Layout records:
* Start *
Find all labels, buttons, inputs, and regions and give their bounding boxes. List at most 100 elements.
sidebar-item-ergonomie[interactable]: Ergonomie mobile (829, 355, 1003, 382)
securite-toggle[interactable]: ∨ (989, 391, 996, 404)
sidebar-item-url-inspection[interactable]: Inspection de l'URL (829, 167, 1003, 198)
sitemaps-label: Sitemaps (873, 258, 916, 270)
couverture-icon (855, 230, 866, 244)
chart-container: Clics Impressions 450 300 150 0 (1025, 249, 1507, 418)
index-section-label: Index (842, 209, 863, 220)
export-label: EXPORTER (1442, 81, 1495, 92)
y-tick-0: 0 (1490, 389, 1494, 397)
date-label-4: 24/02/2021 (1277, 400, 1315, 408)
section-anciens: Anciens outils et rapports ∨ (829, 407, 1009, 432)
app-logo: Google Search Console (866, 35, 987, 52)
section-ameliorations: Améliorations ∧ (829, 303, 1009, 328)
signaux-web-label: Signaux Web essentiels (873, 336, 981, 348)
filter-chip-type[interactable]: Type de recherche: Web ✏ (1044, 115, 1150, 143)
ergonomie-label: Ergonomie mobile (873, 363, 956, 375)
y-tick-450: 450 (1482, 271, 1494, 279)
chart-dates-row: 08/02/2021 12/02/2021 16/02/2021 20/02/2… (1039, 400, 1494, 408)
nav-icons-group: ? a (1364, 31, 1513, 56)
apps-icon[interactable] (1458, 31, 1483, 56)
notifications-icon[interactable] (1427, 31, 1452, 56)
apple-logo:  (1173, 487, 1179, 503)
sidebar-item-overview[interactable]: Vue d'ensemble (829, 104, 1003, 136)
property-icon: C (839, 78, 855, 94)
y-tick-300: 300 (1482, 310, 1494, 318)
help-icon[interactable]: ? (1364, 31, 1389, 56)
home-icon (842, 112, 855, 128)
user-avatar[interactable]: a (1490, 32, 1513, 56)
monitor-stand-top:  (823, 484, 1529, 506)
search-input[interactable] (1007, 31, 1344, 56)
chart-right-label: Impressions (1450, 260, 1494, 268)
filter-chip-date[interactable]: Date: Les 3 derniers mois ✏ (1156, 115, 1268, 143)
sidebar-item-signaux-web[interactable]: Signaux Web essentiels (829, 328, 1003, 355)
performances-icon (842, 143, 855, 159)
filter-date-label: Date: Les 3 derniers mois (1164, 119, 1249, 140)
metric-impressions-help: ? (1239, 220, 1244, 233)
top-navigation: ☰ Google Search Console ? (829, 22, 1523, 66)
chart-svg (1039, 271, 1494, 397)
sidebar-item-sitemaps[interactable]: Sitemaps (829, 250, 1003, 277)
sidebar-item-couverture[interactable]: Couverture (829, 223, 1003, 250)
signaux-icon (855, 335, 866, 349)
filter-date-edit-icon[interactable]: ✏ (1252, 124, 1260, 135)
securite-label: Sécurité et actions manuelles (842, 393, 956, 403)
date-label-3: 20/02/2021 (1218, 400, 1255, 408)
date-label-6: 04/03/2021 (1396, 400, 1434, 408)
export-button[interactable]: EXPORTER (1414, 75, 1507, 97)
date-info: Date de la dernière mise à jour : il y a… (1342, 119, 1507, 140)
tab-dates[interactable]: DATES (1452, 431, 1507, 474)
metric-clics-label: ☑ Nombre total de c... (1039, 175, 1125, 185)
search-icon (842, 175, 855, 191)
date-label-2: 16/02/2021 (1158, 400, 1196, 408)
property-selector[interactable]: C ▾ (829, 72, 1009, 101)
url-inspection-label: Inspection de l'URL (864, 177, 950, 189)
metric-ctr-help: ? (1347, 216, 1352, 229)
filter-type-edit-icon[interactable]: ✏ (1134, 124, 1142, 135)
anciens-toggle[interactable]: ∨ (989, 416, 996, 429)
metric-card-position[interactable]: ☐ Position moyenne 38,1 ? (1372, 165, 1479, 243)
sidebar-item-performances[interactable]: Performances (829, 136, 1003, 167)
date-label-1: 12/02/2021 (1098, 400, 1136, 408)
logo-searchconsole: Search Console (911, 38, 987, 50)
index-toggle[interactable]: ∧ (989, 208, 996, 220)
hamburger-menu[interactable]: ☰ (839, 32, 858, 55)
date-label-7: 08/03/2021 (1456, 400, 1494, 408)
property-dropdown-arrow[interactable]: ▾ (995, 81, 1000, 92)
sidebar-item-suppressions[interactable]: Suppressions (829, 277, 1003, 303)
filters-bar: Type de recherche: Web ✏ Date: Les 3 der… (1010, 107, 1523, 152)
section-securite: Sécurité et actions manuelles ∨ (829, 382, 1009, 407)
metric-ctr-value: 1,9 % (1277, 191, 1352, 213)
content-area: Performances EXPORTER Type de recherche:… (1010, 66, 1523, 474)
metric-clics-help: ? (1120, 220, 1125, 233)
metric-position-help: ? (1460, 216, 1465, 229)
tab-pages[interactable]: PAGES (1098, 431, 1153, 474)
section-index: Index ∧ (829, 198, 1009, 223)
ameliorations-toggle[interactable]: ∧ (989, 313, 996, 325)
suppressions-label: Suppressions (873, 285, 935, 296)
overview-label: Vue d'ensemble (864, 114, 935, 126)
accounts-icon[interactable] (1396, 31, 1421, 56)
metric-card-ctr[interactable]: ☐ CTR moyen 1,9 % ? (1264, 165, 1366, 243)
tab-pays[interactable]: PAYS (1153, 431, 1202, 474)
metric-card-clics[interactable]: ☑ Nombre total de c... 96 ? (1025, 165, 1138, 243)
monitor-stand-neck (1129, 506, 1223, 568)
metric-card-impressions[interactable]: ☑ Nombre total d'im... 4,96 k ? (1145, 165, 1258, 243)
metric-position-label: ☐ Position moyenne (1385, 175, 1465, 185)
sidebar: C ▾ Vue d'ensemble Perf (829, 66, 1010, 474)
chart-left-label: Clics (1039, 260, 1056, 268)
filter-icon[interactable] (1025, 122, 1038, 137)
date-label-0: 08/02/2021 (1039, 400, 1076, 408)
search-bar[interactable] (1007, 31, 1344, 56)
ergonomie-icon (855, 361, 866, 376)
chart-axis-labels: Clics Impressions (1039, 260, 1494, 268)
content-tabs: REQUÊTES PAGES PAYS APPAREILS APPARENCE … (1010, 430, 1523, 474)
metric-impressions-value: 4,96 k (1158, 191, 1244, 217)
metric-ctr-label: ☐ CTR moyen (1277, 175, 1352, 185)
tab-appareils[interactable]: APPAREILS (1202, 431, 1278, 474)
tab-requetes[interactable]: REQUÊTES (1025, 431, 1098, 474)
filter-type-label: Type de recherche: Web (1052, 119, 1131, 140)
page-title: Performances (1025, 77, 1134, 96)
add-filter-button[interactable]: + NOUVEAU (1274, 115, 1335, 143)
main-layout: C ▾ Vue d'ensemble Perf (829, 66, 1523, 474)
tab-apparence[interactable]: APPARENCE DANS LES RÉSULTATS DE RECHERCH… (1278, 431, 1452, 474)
* End *
◆ Task: Lay out every line of the items above as a Markdown table with two columns, Row and Item line. Number each row and skip any blank lines.

◆ Response to the exercise:
| Row | Item line |
|---|---|
| 1 | Find all labels, buttons, inputs, and regions and give their bounding boxes. List at most 100 elements. |
| 2 | sidebar-item-ergonomie[interactable]: Ergonomie mobile (829, 355, 1003, 382) |
| 3 | securite-toggle[interactable]: ∨ (989, 391, 996, 404) |
| 4 | sidebar-item-url-inspection[interactable]: Inspection de l'URL (829, 167, 1003, 198) |
| 5 | sitemaps-label: Sitemaps (873, 258, 916, 270) |
| 6 | couverture-icon (855, 230, 866, 244) |
| 7 | chart-container: Clics Impressions 450 300 150 0 (1025, 249, 1507, 418) |
| 8 | index-section-label: Index (842, 209, 863, 220) |
| 9 | export-label: EXPORTER (1442, 81, 1495, 92) |
| 10 | y-tick-0: 0 (1490, 389, 1494, 397) |
| 11 | date-label-4: 24/02/2021 (1277, 400, 1315, 408) |
| 12 | section-anciens: Anciens outils et rapports ∨ (829, 407, 1009, 432) |
| 13 | app-logo: Google Search Console (866, 35, 987, 52) |
| 14 | section-ameliorations: Améliorations ∧ (829, 303, 1009, 328) |
| 15 | signaux-web-label: Signaux Web essentiels (873, 336, 981, 348) |
| 16 | filter-chip-type[interactable]: Type de recherche: Web ✏ (1044, 115, 1150, 143) |
| 17 | ergonomie-label: Ergonomie mobile (873, 363, 956, 375) |
| 18 | y-tick-450: 450 (1482, 271, 1494, 279) |
| 19 | chart-dates-row: 08/02/2021 12/02/2021 16/02/2021 20/02/2… (1039, 400, 1494, 408) |
| 20 | nav-icons-group: ? a (1364, 31, 1513, 56) |
| 21 | apps-icon[interactable] (1458, 31, 1483, 56) |
| 22 | notifications-icon[interactable] (1427, 31, 1452, 56) |
| 23 | apple-logo:  (1173, 487, 1179, 503) |
| 24 | sidebar-item-overview[interactable]: Vue d'ensemble (829, 104, 1003, 136) |
| 25 | property-icon: C (839, 78, 855, 94) |
| 26 | y-tick-300: 300 (1482, 310, 1494, 318) |
| 27 | help-icon[interactable]: ? (1364, 31, 1389, 56) |
| 28 | home-icon (842, 112, 855, 128) |
| 29 | user-avatar[interactable]: a (1490, 32, 1513, 56) |
| 30 | monitor-stand-top:  (823, 484, 1529, 506) |
| 31 | search-input[interactable] (1007, 31, 1344, 56) |
| 32 | chart-right-label: Impressions (1450, 260, 1494, 268) |
| 33 | filter-chip-date[interactable]: Date: Les 3 derniers mois ✏ (1156, 115, 1268, 143) |
| 34 | sidebar-item-signaux-web[interactable]: Signaux Web essentiels (829, 328, 1003, 355) |
| 35 | performances-icon (842, 143, 855, 159) |
| 36 | filter-date-label: Date: Les 3 derniers mois (1164, 119, 1249, 140) |
| 37 | metric-impressions-help: ? (1239, 220, 1244, 233) |
| 38 | top-navigation: ☰ Google Search Console ? (829, 22, 1523, 66) |
| 39 | chart-svg (1039, 271, 1494, 397) |
| 40 | sidebar-item-sitemaps[interactable]: Sitemaps (829, 250, 1003, 277) |
| 41 | sidebar-item-couverture[interactable]: Couverture (829, 223, 1003, 250) |
| 42 | signaux-icon (855, 335, 866, 349) |
| 43 | filter-date-edit-icon[interactable]: ✏ (1252, 124, 1260, 135) |
| 44 | securite-label: Sécurité et actions manuelles (842, 393, 956, 403) |
| 45 | date-label-3: 20/02/2021 (1218, 400, 1255, 408) |
| 46 | date-label-6: 04/03/2021 (1396, 400, 1434, 408) |
| 47 | export-button[interactable]: EXPORTER (1414, 75, 1507, 97) |
| 48 | date-info: Date de la dernière mise à jour : il y a… (1342, 119, 1507, 140) |
| 49 | tab-dates[interactable]: DATES (1452, 431, 1507, 474) |
| 50 | metric-clics-label: ☑ Nombre total de c... (1039, 175, 1125, 185) |
| 51 | search-icon (842, 175, 855, 191) |
| 52 | date-label-2: 16/02/2021 (1158, 400, 1196, 408) |
| 53 | property-selector[interactable]: C ▾ (829, 72, 1009, 101) |
| 54 | url-inspection-label: Inspection de l'URL (864, 177, 950, 189) |
| 55 | metric-ctr-help: ? (1347, 216, 1352, 229) |
| 56 | filter-type-edit-icon[interactable]: ✏ (1134, 124, 1142, 135) |
| 57 | anciens-toggle[interactable]: ∨ (989, 416, 996, 429) |
| 58 | metric-card-position[interactable]: ☐ Position moyenne 38,1 ? (1372, 165, 1479, 243) |
| 59 | sidebar-item-performances[interactable]: Performances (829, 136, 1003, 167) |
| 60 | date-label-1: 12/02/2021 (1098, 400, 1136, 408) |
| 61 | logo-searchconsole: Search Console (911, 38, 987, 50) |
| 62 | index-toggle[interactable]: ∧ (989, 208, 996, 220) |
| 63 | hamburger-menu[interactable]: ☰ (839, 32, 858, 55) |
| 64 | date-label-7: 08/03/2021 (1456, 400, 1494, 408) |
| 65 | property-dropdown-arrow[interactable]: ▾ (995, 81, 1000, 92) |
| 66 | sidebar-item-suppressions[interactable]: Suppressions (829, 277, 1003, 303) |
| 67 | filters-bar: Type de recherche: Web ✏ Date: Les 3 der… (1010, 107, 1523, 152) |
| 68 | section-securite: Sécurité et actions manuelles ∨ (829, 382, 1009, 407) |
| 69 | metric-ctr-value: 1,9 % (1277, 191, 1352, 213) |
| 70 | content-area: Performances EXPORTER Type de recherche:… (1010, 66, 1523, 474) |
| 71 | metric-clics-help: ? (1120, 220, 1125, 233) |
| 72 | metric-position-help: ? (1460, 216, 1465, 229) |
| 73 | tab-pages[interactable]: PAGES (1098, 431, 1153, 474) |
| 74 | section-index: Index ∧ (829, 198, 1009, 223) |
| 75 | ameliorations-toggle[interactable]: ∧ (989, 313, 996, 325) |
| 76 | suppressions-label: Suppressions (873, 285, 935, 296) |
| 77 | overview-label: Vue d'ensemble (864, 114, 935, 126) |
| 78 | accounts-icon[interactable] (1396, 31, 1421, 56) |
| 79 | metric-card-ctr[interactable]: ☐ CTR moyen 1,9 % ? (1264, 165, 1366, 243) |
| 80 | tab-pays[interactable]: PAYS (1153, 431, 1202, 474) |
| 81 | metric-card-clics[interactable]: ☑ Nombre total de c... 96 ? (1025, 165, 1138, 243) |
| 82 | monitor-stand-neck (1129, 506, 1223, 568) |
| 83 | metric-card-impressions[interactable]: ☑ Nombre total d'im... 4,96 k ? (1145, 165, 1258, 243) |
| 84 | metric-position-label: ☐ Position moyenne (1385, 175, 1465, 185) |
| 85 | sidebar: C ▾ Vue d'ensemble Perf (829, 66, 1010, 474) |
| 86 | chart-left-label: Clics (1039, 260, 1056, 268) |
| 87 | filter-icon[interactable] (1025, 122, 1038, 137) |
| 88 | date-label-0: 08/02/2021 (1039, 400, 1076, 408) |
| 89 | search-bar[interactable] (1007, 31, 1344, 56) |
| 90 | ergonomie-icon (855, 361, 866, 376) |
| 91 | chart-axis-labels: Clics Impressions (1039, 260, 1494, 268) |
| 92 | content-tabs: REQUÊTES PAGES PAYS APPAREILS APPARENCE … (1010, 430, 1523, 474) |
| 93 | metric-impressions-value: 4,96 k (1158, 191, 1244, 217) |
| 94 | metric-ctr-label: ☐ CTR moyen (1277, 175, 1352, 185) |
| 95 | tab-appareils[interactable]: APPAREILS (1202, 431, 1278, 474) |
| 96 | tab-requetes[interactable]: REQUÊTES (1025, 431, 1098, 474) |
| 97 | filter-type-label: Type de recherche: Web (1052, 119, 1131, 140) |
| 98 | page-title: Performances (1025, 77, 1134, 96) |
| 99 | add-filter-button[interactable]: + NOUVEAU (1274, 115, 1335, 143) |
| 100 | main-layout: C ▾ Vue d'ensemble Perf (829, 66, 1523, 474) |
| 101 | tab-apparence[interactable]: APPARENCE DANS LES RÉSULTATS DE RECHERCH… (1278, 431, 1452, 474) |